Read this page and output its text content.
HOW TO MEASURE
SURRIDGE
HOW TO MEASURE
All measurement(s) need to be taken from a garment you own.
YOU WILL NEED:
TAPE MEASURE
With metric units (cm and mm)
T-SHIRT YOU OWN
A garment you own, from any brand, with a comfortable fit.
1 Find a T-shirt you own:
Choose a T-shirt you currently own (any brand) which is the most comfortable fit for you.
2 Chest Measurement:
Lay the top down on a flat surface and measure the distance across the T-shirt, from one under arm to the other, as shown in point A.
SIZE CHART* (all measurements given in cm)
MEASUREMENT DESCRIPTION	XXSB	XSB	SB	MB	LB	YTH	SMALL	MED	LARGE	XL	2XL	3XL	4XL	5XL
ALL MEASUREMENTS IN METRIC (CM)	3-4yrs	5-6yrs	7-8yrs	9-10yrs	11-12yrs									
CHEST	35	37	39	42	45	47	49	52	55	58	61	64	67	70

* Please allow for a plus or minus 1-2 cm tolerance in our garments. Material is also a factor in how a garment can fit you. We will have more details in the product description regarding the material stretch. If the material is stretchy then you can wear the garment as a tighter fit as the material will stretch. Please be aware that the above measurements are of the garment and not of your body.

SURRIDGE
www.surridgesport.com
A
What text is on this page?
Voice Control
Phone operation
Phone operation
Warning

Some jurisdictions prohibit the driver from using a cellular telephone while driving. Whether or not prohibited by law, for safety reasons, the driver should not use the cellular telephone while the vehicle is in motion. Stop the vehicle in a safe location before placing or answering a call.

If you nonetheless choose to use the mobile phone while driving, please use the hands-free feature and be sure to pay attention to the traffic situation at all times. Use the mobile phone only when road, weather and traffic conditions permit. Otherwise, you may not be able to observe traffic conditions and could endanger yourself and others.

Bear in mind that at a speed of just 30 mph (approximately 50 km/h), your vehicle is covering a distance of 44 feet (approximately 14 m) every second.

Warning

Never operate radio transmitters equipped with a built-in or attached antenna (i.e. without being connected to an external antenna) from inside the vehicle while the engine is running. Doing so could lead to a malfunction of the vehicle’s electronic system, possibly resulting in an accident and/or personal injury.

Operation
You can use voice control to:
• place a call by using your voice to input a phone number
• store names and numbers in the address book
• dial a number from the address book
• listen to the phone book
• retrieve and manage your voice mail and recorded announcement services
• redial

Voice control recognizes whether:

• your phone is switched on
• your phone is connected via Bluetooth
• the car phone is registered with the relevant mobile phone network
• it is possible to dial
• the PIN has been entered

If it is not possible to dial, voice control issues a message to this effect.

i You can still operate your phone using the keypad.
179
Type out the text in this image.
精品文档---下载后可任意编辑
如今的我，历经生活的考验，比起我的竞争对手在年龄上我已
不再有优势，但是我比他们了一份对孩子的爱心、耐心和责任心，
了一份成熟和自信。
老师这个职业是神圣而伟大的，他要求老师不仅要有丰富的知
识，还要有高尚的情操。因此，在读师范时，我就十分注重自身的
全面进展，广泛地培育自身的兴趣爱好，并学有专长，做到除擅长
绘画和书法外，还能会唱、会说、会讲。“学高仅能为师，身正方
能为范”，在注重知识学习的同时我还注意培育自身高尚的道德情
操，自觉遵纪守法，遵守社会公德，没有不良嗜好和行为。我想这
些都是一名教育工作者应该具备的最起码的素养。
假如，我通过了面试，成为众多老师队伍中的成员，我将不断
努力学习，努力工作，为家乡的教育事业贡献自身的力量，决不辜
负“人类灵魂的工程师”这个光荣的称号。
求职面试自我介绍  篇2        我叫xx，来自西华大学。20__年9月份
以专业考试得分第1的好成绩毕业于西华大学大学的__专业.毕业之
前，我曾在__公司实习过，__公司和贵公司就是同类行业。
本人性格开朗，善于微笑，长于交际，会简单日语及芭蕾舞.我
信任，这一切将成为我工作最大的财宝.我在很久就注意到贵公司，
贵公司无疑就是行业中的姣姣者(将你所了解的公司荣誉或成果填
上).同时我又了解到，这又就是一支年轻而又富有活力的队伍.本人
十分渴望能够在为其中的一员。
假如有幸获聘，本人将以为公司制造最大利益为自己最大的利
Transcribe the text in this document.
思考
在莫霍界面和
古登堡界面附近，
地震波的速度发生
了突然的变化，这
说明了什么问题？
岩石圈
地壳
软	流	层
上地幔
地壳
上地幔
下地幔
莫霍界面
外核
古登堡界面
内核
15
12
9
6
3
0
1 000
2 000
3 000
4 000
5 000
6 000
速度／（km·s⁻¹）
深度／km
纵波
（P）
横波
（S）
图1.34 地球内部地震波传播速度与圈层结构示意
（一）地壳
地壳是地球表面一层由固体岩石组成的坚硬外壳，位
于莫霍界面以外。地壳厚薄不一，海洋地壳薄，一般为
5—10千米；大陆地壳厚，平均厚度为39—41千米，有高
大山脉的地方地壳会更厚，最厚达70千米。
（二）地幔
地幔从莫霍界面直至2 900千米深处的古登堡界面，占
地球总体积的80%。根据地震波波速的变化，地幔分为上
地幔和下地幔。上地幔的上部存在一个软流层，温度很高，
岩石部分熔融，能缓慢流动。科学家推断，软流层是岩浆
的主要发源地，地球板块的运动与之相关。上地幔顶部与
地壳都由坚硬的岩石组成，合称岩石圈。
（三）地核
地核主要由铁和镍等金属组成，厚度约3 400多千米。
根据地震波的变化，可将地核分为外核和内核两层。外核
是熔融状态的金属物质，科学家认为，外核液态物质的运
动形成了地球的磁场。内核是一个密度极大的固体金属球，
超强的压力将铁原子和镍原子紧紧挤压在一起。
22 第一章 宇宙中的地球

● **What the task requires**:
Only the number is wanted: how many lines contain the string "page"?

● **Answer for this exercise**:
2